▶ [Written exercise]
What number of lines contain the word "text"? Reply with the number and nothing else.

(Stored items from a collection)
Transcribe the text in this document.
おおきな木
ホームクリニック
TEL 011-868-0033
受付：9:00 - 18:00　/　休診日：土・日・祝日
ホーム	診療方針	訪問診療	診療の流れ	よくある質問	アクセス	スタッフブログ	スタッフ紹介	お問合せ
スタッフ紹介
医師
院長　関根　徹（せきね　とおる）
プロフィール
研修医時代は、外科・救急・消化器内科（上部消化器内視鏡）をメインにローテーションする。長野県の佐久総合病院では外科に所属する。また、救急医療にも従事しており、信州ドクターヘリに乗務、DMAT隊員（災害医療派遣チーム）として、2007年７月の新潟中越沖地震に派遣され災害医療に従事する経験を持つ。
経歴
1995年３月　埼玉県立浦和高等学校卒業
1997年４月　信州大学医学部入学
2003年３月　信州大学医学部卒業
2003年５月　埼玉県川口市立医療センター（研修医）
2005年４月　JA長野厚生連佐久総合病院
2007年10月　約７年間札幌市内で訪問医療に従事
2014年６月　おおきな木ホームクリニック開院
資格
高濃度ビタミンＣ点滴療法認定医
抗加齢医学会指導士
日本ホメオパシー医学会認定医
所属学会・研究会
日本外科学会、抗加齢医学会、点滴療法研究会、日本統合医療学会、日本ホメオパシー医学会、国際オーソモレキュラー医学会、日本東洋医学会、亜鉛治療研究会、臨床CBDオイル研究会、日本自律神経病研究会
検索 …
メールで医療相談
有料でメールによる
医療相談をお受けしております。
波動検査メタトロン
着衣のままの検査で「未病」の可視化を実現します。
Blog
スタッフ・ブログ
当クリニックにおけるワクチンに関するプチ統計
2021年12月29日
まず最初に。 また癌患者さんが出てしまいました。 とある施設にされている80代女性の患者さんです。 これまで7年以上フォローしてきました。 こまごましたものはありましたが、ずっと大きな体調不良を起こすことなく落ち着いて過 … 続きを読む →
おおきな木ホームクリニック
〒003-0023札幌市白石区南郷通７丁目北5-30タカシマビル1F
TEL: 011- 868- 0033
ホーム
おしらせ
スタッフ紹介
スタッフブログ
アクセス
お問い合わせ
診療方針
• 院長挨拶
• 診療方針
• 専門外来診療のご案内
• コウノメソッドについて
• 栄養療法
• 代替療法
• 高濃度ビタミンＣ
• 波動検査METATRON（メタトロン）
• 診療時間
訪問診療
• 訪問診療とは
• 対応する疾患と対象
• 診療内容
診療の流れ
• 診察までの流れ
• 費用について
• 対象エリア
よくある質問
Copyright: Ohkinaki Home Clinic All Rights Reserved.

* * *

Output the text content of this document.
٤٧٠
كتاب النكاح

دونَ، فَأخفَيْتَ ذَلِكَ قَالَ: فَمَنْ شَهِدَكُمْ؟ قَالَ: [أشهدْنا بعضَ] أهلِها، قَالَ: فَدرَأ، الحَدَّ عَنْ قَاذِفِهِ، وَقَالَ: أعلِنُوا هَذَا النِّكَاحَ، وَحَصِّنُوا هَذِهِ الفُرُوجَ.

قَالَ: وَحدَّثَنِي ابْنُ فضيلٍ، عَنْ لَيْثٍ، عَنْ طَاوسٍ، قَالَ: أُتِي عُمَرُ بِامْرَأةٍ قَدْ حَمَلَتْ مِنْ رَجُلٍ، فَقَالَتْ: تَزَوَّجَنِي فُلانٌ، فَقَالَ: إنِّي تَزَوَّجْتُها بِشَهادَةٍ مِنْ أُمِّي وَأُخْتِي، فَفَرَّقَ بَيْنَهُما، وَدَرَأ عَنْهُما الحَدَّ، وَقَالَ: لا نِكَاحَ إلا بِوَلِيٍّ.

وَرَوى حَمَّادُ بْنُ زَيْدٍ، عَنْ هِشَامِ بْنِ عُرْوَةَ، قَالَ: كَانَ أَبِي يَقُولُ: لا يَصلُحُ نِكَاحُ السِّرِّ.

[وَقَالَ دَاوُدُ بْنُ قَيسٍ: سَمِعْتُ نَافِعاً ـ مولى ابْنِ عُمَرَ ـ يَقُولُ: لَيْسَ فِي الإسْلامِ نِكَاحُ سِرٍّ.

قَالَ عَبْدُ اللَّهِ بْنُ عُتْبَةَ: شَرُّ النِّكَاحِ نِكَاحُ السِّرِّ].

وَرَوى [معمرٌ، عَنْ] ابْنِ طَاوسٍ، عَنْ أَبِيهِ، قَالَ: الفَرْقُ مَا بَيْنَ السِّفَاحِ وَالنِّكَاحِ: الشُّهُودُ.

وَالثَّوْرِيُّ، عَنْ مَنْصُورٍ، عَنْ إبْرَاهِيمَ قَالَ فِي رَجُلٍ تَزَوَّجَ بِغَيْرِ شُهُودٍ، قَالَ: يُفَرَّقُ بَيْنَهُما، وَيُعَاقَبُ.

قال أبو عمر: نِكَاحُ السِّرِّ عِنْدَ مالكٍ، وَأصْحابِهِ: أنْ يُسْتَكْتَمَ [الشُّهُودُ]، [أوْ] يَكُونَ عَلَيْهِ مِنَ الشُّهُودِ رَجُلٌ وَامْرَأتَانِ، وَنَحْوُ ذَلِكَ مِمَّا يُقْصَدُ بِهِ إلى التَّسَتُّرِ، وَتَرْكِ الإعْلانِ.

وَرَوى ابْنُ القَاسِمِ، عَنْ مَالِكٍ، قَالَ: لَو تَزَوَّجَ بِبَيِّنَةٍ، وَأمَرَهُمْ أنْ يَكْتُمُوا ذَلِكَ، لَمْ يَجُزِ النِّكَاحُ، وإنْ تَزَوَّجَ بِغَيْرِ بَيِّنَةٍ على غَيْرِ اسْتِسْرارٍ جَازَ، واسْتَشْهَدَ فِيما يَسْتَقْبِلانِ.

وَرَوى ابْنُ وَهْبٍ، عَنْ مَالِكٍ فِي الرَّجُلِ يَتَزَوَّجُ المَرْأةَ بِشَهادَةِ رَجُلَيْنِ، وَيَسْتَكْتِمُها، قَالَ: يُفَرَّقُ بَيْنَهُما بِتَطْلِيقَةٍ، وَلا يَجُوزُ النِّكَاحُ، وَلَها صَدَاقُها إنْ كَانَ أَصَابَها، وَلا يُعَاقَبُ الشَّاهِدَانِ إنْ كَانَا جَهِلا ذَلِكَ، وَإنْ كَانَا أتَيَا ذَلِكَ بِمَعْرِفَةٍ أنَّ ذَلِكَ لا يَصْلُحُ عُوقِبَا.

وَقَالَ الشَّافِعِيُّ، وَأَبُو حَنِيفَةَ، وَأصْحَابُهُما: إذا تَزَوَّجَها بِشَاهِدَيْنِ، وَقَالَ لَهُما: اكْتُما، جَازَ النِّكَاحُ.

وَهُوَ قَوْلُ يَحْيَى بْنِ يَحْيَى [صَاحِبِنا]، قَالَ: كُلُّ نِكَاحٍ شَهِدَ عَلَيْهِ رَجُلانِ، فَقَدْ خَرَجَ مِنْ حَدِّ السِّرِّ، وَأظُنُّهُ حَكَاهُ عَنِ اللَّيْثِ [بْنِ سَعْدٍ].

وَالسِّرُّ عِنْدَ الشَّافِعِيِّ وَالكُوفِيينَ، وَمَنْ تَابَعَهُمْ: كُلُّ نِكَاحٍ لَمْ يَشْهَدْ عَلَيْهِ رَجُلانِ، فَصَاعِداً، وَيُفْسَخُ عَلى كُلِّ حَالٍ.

▶ [Exercise output]
2